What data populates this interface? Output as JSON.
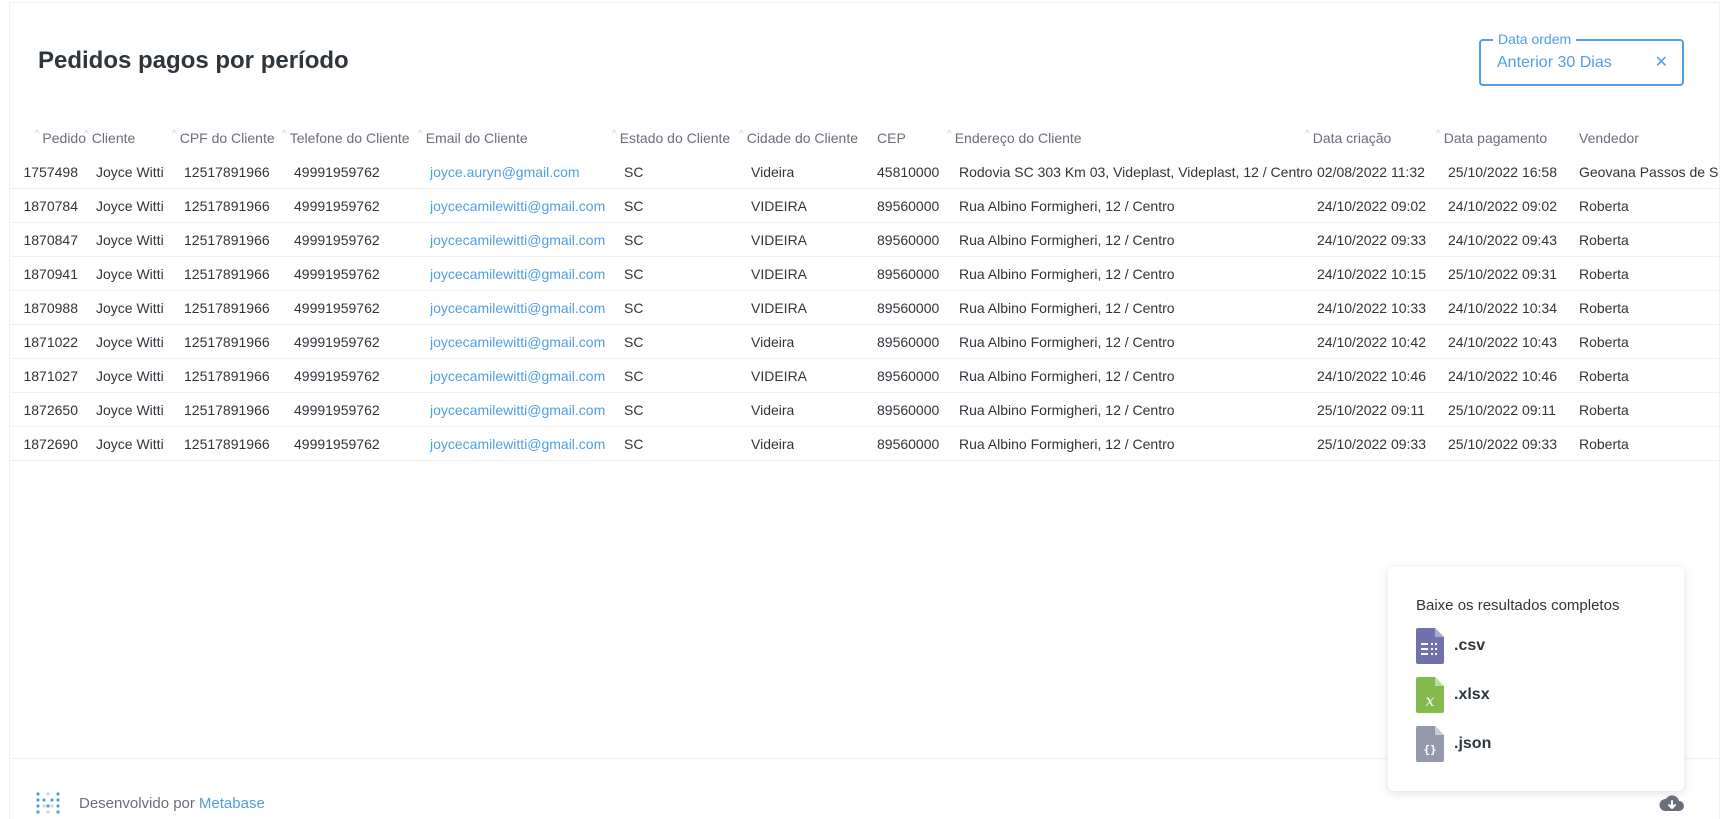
{
  "title": "Pedidos pagos por período",
  "filter": {
    "label": "Data ordem",
    "value": "Anterior 30 Dias",
    "clear_icon": "close-icon"
  },
  "columns": [
    "Pedido",
    "Cliente",
    "CPF do Cliente",
    "Telefone do Cliente",
    "Email do Cliente",
    "Estado do Cliente",
    "Cidade do Cliente",
    "CEP",
    "Endereço do Cliente",
    "Data criação",
    "Data pagamento",
    "Vendedor"
  ],
  "rows": [
    [
      "1757498",
      "Joyce Witti",
      "12517891966",
      "49991959762",
      "joyce.auryn@gmail.com",
      "SC",
      "Videira",
      "45810000",
      "Rodovia SC 303 Km 03, Videplast, Videplast, 12 / Centro",
      "02/08/2022 11:32",
      "25/10/2022 16:58",
      "Geovana Passos de Sou"
    ],
    [
      "1870784",
      "Joyce Witti",
      "12517891966",
      "49991959762",
      "joycecamilewitti@gmail.com",
      "SC",
      "VIDEIRA",
      "89560000",
      "Rua Albino Formigheri, 12 / Centro",
      "24/10/2022 09:02",
      "24/10/2022 09:02",
      "Roberta"
    ],
    [
      "1870847",
      "Joyce Witti",
      "12517891966",
      "49991959762",
      "joycecamilewitti@gmail.com",
      "SC",
      "VIDEIRA",
      "89560000",
      "Rua Albino Formigheri, 12 / Centro",
      "24/10/2022 09:33",
      "24/10/2022 09:43",
      "Roberta"
    ],
    [
      "1870941",
      "Joyce Witti",
      "12517891966",
      "49991959762",
      "joycecamilewitti@gmail.com",
      "SC",
      "VIDEIRA",
      "89560000",
      "Rua Albino Formigheri, 12 / Centro",
      "24/10/2022 10:15",
      "25/10/2022 09:31",
      "Roberta"
    ],
    [
      "1870988",
      "Joyce Witti",
      "12517891966",
      "49991959762",
      "joycecamilewitti@gmail.com",
      "SC",
      "VIDEIRA",
      "89560000",
      "Rua Albino Formigheri, 12 / Centro",
      "24/10/2022 10:33",
      "24/10/2022 10:34",
      "Roberta"
    ],
    [
      "1871022",
      "Joyce Witti",
      "12517891966",
      "49991959762",
      "joycecamilewitti@gmail.com",
      "SC",
      "Videira",
      "89560000",
      "Rua Albino Formigheri, 12 / Centro",
      "24/10/2022 10:42",
      "24/10/2022 10:43",
      "Roberta"
    ],
    [
      "1871027",
      "Joyce Witti",
      "12517891966",
      "49991959762",
      "joycecamilewitti@gmail.com",
      "SC",
      "VIDEIRA",
      "89560000",
      "Rua Albino Formigheri, 12 / Centro",
      "24/10/2022 10:46",
      "24/10/2022 10:46",
      "Roberta"
    ],
    [
      "1872650",
      "Joyce Witti",
      "12517891966",
      "49991959762",
      "joycecamilewitti@gmail.com",
      "SC",
      "Videira",
      "89560000",
      "Rua Albino Formigheri, 12 / Centro",
      "25/10/2022 09:11",
      "25/10/2022 09:11",
      "Roberta"
    ],
    [
      "1872690",
      "Joyce Witti",
      "12517891966",
      "49991959762",
      "joycecamilewitti@gmail.com",
      "SC",
      "Videira",
      "89560000",
      "Rua Albino Formigheri, 12 / Centro",
      "25/10/2022 09:33",
      "25/10/2022 09:33",
      "Roberta"
    ]
  ],
  "footer": {
    "prefix": "Desenvolvido por",
    "brand": "Metabase",
    "logo_icon": "metabase-logo-icon"
  },
  "download": {
    "title": "Baixe os resultados completos",
    "options": [
      {
        "ext": ".csv",
        "icon": "csv-file-icon",
        "color": "#7172ad"
      },
      {
        "ext": ".xlsx",
        "icon": "xlsx-file-icon",
        "color": "#84bb4c"
      },
      {
        "ext": ".json",
        "icon": "json-file-icon",
        "color": "#949aab"
      }
    ],
    "trigger_icon": "cloud-download-icon"
  },
  "colors": {
    "accent": "#509ee3",
    "text": "#2e353b",
    "muted": "#696e7b"
  }
}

------------------------------------------------------------------------

Locate all lines holding the word "file", then copy them out.

        "icon": "csv-file-icon",
        "icon": "xlsx-file-icon",
        "icon": "json-file-icon",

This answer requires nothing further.